┌────────

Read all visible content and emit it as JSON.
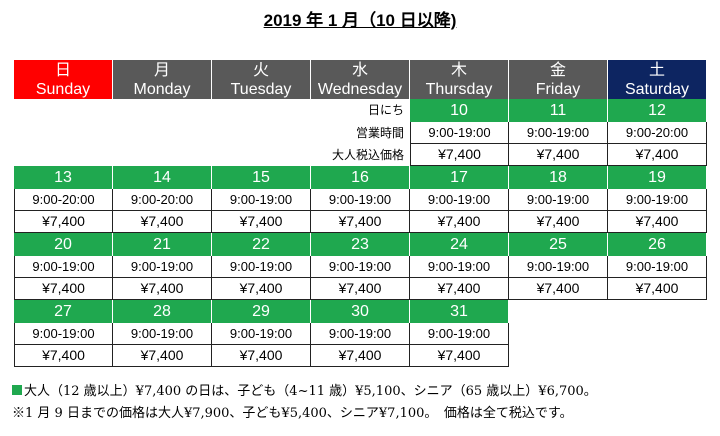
{
  "title": "2019 年 1 月（10 日以降)",
  "days": [
    {
      "jp": "日",
      "en": "Sunday",
      "color": "#ff0000"
    },
    {
      "jp": "月",
      "en": "Monday",
      "color": "#595959"
    },
    {
      "jp": "火",
      "en": "Tuesday",
      "color": "#595959"
    },
    {
      "jp": "水",
      "en": "Wednesday",
      "color": "#595959"
    },
    {
      "jp": "木",
      "en": "Thursday",
      "color": "#595959"
    },
    {
      "jp": "金",
      "en": "Friday",
      "color": "#595959"
    },
    {
      "jp": "土",
      "en": "Saturday",
      "color": "#0d2561"
    }
  ],
  "row_labels": {
    "date": "日にち",
    "hours": "営業時間",
    "price": "大人税込価格"
  },
  "weeks": [
    [
      null,
      null,
      null,
      null,
      {
        "d": "10",
        "h": "9:00-19:00",
        "p": "¥7,400"
      },
      {
        "d": "11",
        "h": "9:00-19:00",
        "p": "¥7,400"
      },
      {
        "d": "12",
        "h": "9:00-20:00",
        "p": "¥7,400"
      }
    ],
    [
      {
        "d": "13",
        "h": "9:00-20:00",
        "p": "¥7,400"
      },
      {
        "d": "14",
        "h": "9:00-20:00",
        "p": "¥7,400"
      },
      {
        "d": "15",
        "h": "9:00-19:00",
        "p": "¥7,400"
      },
      {
        "d": "16",
        "h": "9:00-19:00",
        "p": "¥7,400"
      },
      {
        "d": "17",
        "h": "9:00-19:00",
        "p": "¥7,400"
      },
      {
        "d": "18",
        "h": "9:00-19:00",
        "p": "¥7,400"
      },
      {
        "d": "19",
        "h": "9:00-19:00",
        "p": "¥7,400"
      }
    ],
    [
      {
        "d": "20",
        "h": "9:00-19:00",
        "p": "¥7,400"
      },
      {
        "d": "21",
        "h": "9:00-19:00",
        "p": "¥7,400"
      },
      {
        "d": "22",
        "h": "9:00-19:00",
        "p": "¥7,400"
      },
      {
        "d": "23",
        "h": "9:00-19:00",
        "p": "¥7,400"
      },
      {
        "d": "24",
        "h": "9:00-19:00",
        "p": "¥7,400"
      },
      {
        "d": "25",
        "h": "9:00-19:00",
        "p": "¥7,400"
      },
      {
        "d": "26",
        "h": "9:00-19:00",
        "p": "¥7,400"
      }
    ],
    [
      {
        "d": "27",
        "h": "9:00-19:00",
        "p": "¥7,400"
      },
      {
        "d": "28",
        "h": "9:00-19:00",
        "p": "¥7,400"
      },
      {
        "d": "29",
        "h": "9:00-19:00",
        "p": "¥7,400"
      },
      {
        "d": "30",
        "h": "9:00-19:00",
        "p": "¥7,400"
      },
      {
        "d": "31",
        "h": "9:00-19:00",
        "p": "¥7,400"
      },
      null,
      null
    ]
  ],
  "notes": {
    "line1": "大人（12 歳以上）¥7,400 の日は、子ども（4~11 歳）¥5,100、シニア（65 歳以上）¥6,700。",
    "line2": "※1 月 9 日までの価格は大人¥7,900、子ども¥5,400、シニア¥7,100。　価格は全て税込です。"
  },
  "colors": {
    "green": "#1fa84f",
    "sunday": "#ff0000",
    "saturday": "#0d2561",
    "weekday": "#595959"
  }
}
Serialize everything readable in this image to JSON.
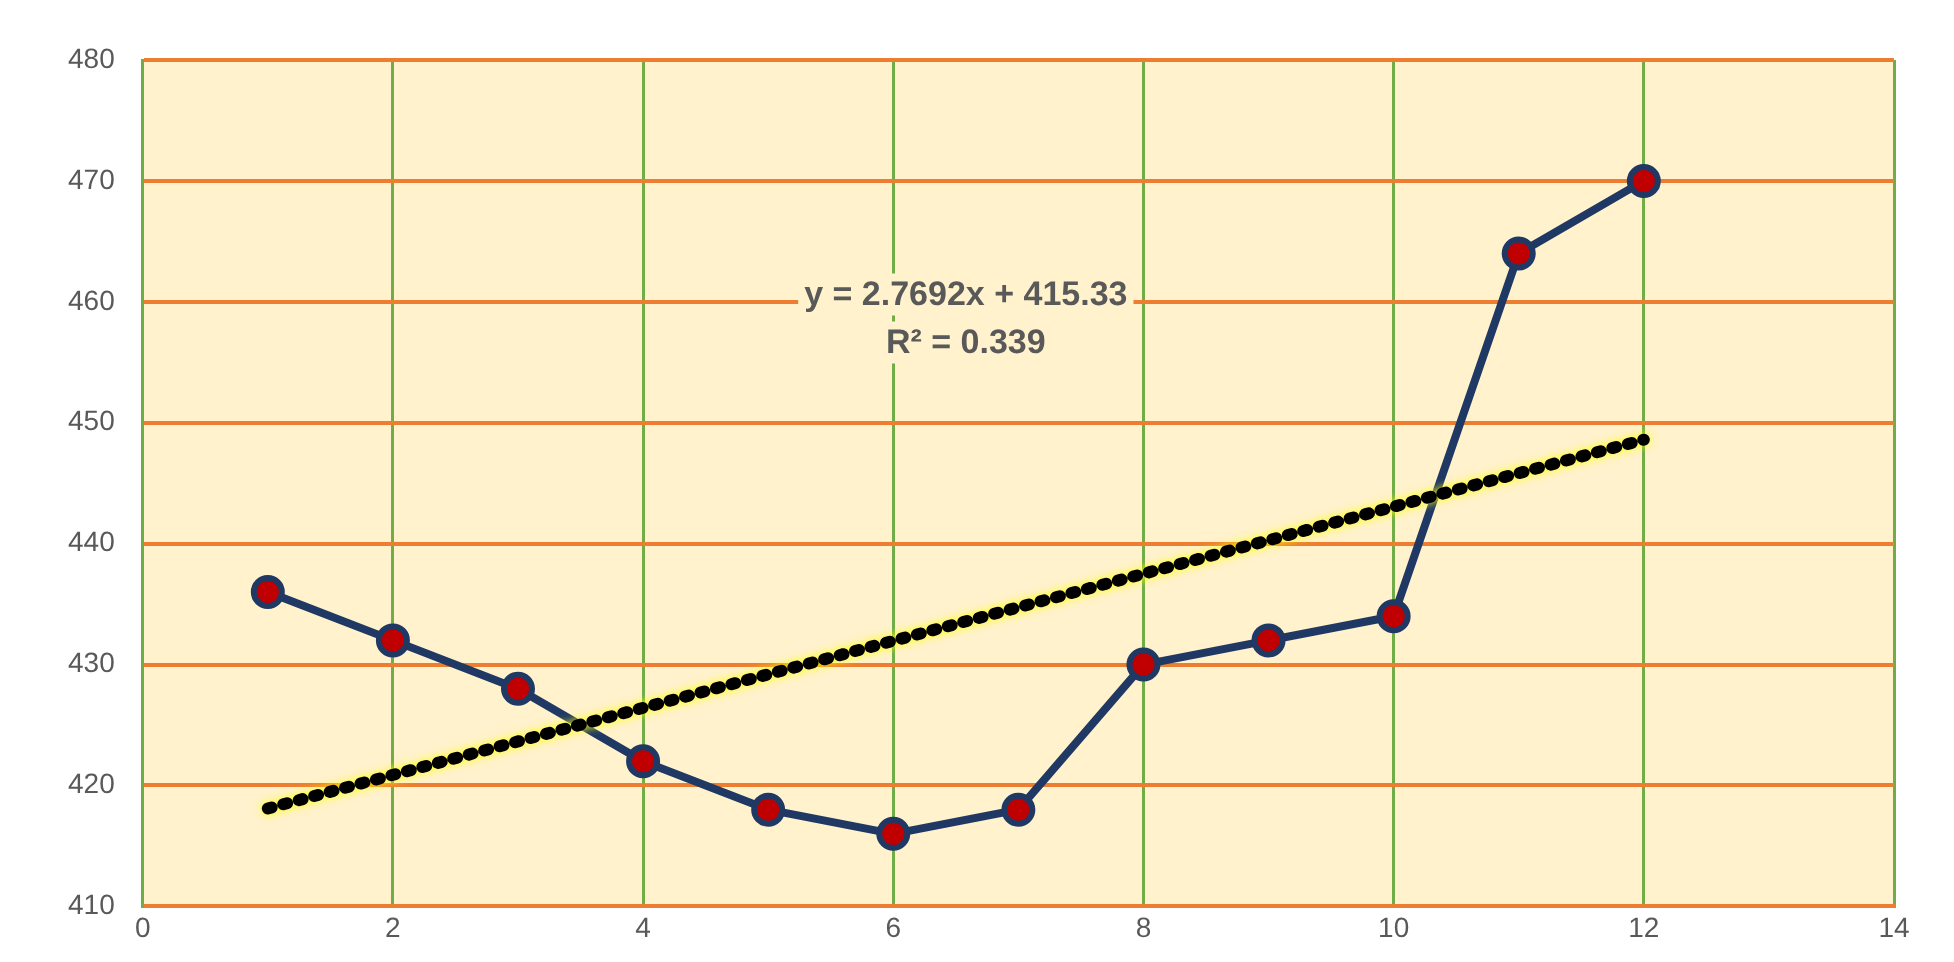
{
  "chart_data": {
    "type": "line",
    "x": [
      1,
      2,
      3,
      4,
      5,
      6,
      7,
      8,
      9,
      10,
      11,
      12
    ],
    "series": [
      {
        "color": "#1f3864",
        "marker": "circle",
        "line_style": "solid",
        "values": [
          436,
          432,
          428,
          422,
          418,
          416,
          418,
          430,
          432,
          434,
          464,
          470
        ]
      },
      {
        "color": "#000000",
        "marker": "none",
        "line_style": "dotted",
        "x": [
          1,
          12
        ],
        "values": [
          418.1,
          448.6
        ]
      }
    ],
    "xlim": [
      0,
      14
    ],
    "xticks": [
      0,
      2,
      4,
      6,
      8,
      10,
      12,
      14
    ],
    "ylim": [
      410,
      480
    ],
    "yticks": [
      410,
      420,
      430,
      440,
      450,
      460,
      470,
      480
    ],
    "grid": true,
    "legend": false,
    "annotations": [
      "y = 2.7692x + 415.33",
      "R² = 0.339"
    ]
  }
}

└────────

## WHAT IS REQUIRED
Show the lines of the data that hold the word "JSON".

## TASK RESPONSE
Read all visible content and emit it as JSON.
Serialize everything readable in this image to JSON.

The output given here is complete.